Required work »
Take the entries below and reproduce them word for word.

Data shown »
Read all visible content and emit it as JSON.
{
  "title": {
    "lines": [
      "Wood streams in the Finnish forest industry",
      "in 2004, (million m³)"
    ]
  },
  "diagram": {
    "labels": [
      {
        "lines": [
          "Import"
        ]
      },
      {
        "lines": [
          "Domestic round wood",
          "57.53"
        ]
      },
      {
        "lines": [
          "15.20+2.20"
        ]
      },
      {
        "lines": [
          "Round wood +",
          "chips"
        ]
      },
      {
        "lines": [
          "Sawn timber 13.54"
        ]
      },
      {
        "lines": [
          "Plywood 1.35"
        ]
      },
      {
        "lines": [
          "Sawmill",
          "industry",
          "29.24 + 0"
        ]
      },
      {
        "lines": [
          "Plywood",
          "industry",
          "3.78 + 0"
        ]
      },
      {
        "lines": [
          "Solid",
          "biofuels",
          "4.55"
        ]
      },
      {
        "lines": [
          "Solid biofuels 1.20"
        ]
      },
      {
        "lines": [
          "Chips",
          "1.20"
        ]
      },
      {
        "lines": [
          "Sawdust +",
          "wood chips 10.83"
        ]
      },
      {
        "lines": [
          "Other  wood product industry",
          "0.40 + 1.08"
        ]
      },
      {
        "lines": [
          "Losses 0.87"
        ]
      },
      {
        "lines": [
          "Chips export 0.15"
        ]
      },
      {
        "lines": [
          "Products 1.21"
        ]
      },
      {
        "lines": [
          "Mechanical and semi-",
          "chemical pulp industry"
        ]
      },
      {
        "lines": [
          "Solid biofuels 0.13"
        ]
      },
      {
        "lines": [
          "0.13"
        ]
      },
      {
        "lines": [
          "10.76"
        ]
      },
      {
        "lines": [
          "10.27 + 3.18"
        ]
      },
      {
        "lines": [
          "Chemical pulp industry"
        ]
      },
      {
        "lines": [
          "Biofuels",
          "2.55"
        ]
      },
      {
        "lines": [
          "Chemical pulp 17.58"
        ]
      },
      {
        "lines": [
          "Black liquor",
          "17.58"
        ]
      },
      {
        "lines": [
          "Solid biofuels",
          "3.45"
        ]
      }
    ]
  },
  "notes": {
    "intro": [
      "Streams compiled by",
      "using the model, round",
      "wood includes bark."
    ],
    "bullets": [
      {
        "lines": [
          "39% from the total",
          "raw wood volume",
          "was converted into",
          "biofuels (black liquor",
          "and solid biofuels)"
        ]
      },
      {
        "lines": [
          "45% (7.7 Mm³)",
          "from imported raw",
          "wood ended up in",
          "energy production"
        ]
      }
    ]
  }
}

Solution »
Read all visible content and emit it as JSON.
{
  "title": {
    "lines": [
      "Wood streams in the Finnish forest industry",
      "in 2004, (million m³)"
    ]
  },
  "diagram": {
    "labels": [
      {
        "lines": [
          "Import"
        ]
      },
      {
        "lines": [
          "Domestic round wood",
          "57.53"
        ]
      },
      {
        "lines": [
          "15.20+2.20"
        ]
      },
      {
        "lines": [
          "Round wood +",
          "chips"
        ]
      },
      {
        "lines": [
          "Sawn timber 13.54"
        ]
      },
      {
        "lines": [
          "Plywood 1.35"
        ]
      },
      {
        "lines": [
          "Sawmill",
          "industry",
          "29.24 + 0"
        ]
      },
      {
        "lines": [
          "Plywood",
          "industry",
          "3.78 + 0"
        ]
      },
      {
        "lines": [
          "Solid",
          "biofuels",
          "4.55"
        ]
      },
      {
        "lines": [
          "Solid biofuels 1.20"
        ]
      },
      {
        "lines": [
          "Chips",
          "1.20"
        ]
      },
      {
        "lines": [
          "Sawdust +",
          "wood chips 10.83"
        ]
      },
      {
        "lines": [
          "Other  wood product industry",
          "0.40 + 1.08"
        ]
      },
      {
        "lines": [
          "Losses 0.87"
        ]
      },
      {
        "lines": [
          "Chips export 0.15"
        ]
      },
      {
        "lines": [
          "Products 1.21"
        ]
      },
      {
        "lines": [
          "Mechanical and semi-",
          "chemical pulp industry"
        ]
      },
      {
        "lines": [
          "Solid biofuels 0.13"
        ]
      },
      {
        "lines": [
          "0.13"
        ]
      },
      {
        "lines": [
          "10.76"
        ]
      },
      {
        "lines": [
          "10.27 + 3.18"
        ]
      },
      {
        "lines": [
          "Chemical pulp industry"
        ]
      },
      {
        "lines": [
          "Biofuels",
          "2.55"
        ]
      },
      {
        "lines": [
          "Chemical pulp 17.58"
        ]
      },
      {
        "lines": [
          "Black liquor",
          "17.58"
        ]
      },
      {
        "lines": [
          "Solid biofuels",
          "3.45"
        ]
      }
    ]
  },
  "notes": {
    "intro": [
      "Streams compiled by",
      "using the model, round",
      "wood includes bark."
    ],
    "bullets": [
      {
        "lines": [
          "39% from the total",
          "raw wood volume",
          "was converted into",
          "biofuels (black liquor",
          "and solid biofuels)"
        ]
      },
      {
        "lines": [
          "45% (7.7 Mm³)",
          "from imported raw",
          "wood ended up in",
          "energy production"
        ]
      }
    ]
  }
}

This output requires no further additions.